Job: Every entry below should be printed exactly, without its images.

Supplied data:
===
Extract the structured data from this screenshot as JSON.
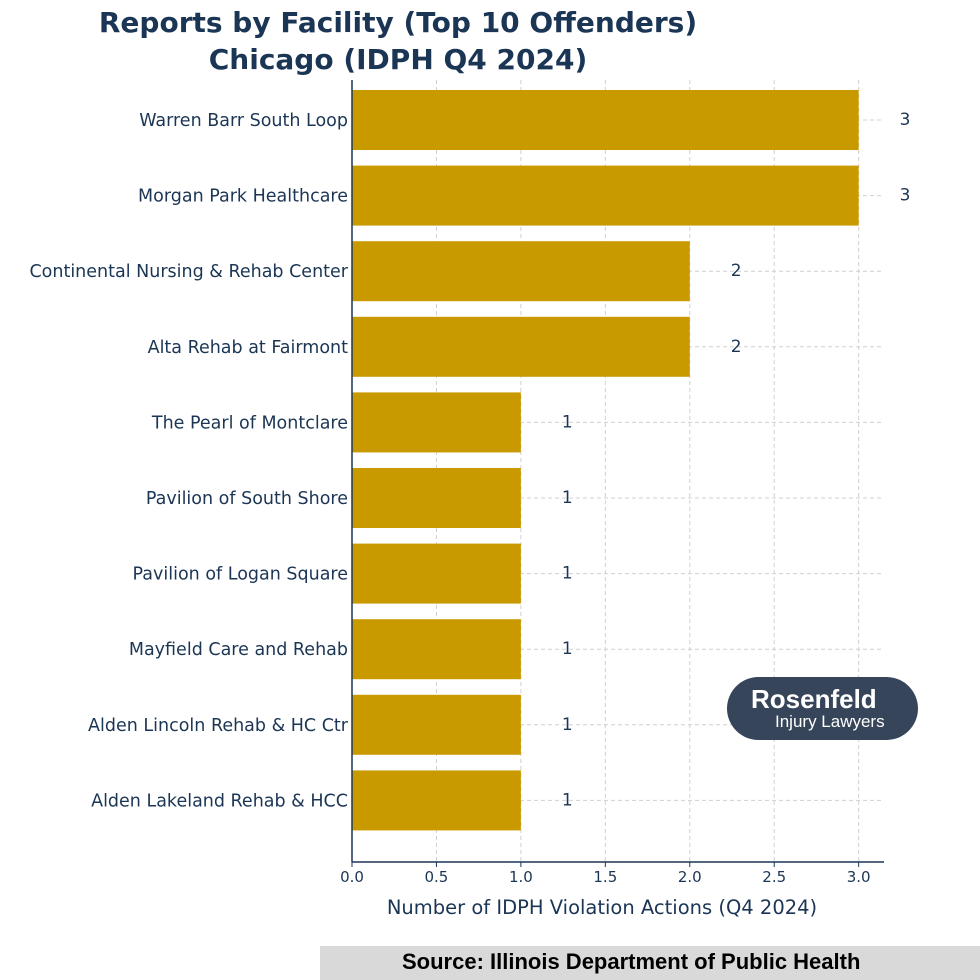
{
  "chart_data": {
    "type": "bar",
    "orientation": "horizontal",
    "title_line1": "Reports by Facility (Top 10 Offenders)",
    "title_line2": "Chicago (IDPH Q4 2024)",
    "xlabel": "Number of IDPH Violation Actions (Q4 2024)",
    "ylabel": "",
    "xlim": [
      0,
      3.15
    ],
    "x_ticks": [
      "0.0",
      "0.5",
      "1.0",
      "1.5",
      "2.0",
      "2.5",
      "3.0"
    ],
    "grid": true,
    "bar_color": "#c99a00",
    "categories": [
      "Warren Barr South Loop",
      "Morgan Park Healthcare",
      "Continental Nursing & Rehab Center",
      "Alta Rehab at Fairmont",
      "The Pearl of Montclare",
      "Pavilion of South Shore",
      "Pavilion of Logan Square",
      "Mayfield Care and Rehab",
      "Alden Lincoln Rehab & HC Ctr",
      "Alden Lakeland Rehab & HCC"
    ],
    "values": [
      3,
      3,
      2,
      2,
      1,
      1,
      1,
      1,
      1,
      1
    ],
    "data_labels": [
      "3",
      "3",
      "2",
      "2",
      "1",
      "1",
      "1",
      "1",
      "1",
      "1"
    ]
  },
  "source": "Source:  Illinois Department of Public Health",
  "logo": {
    "name": "Rosenfeld",
    "sub": "Injury Lawyers",
    "color": "#37455a"
  }
}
===
Final result:
Extract the structured data from this screenshot as JSON.
{
  "chart_data": {
    "type": "bar",
    "orientation": "horizontal",
    "title_line1": "Reports by Facility (Top 10 Offenders)",
    "title_line2": "Chicago (IDPH Q4 2024)",
    "xlabel": "Number of IDPH Violation Actions (Q4 2024)",
    "ylabel": "",
    "xlim": [
      0,
      3.15
    ],
    "x_ticks": [
      "0.0",
      "0.5",
      "1.0",
      "1.5",
      "2.0",
      "2.5",
      "3.0"
    ],
    "grid": true,
    "bar_color": "#c99a00",
    "categories": [
      "Warren Barr South Loop",
      "Morgan Park Healthcare",
      "Continental Nursing & Rehab Center",
      "Alta Rehab at Fairmont",
      "The Pearl of Montclare",
      "Pavilion of South Shore",
      "Pavilion of Logan Square",
      "Mayfield Care and Rehab",
      "Alden Lincoln Rehab & HC Ctr",
      "Alden Lakeland Rehab & HCC"
    ],
    "values": [
      3,
      3,
      2,
      2,
      1,
      1,
      1,
      1,
      1,
      1
    ],
    "data_labels": [
      "3",
      "3",
      "2",
      "2",
      "1",
      "1",
      "1",
      "1",
      "1",
      "1"
    ]
  },
  "source": "Source:  Illinois Department of Public Health",
  "logo": {
    "name": "Rosenfeld",
    "sub": "Injury Lawyers",
    "color": "#37455a"
  }
}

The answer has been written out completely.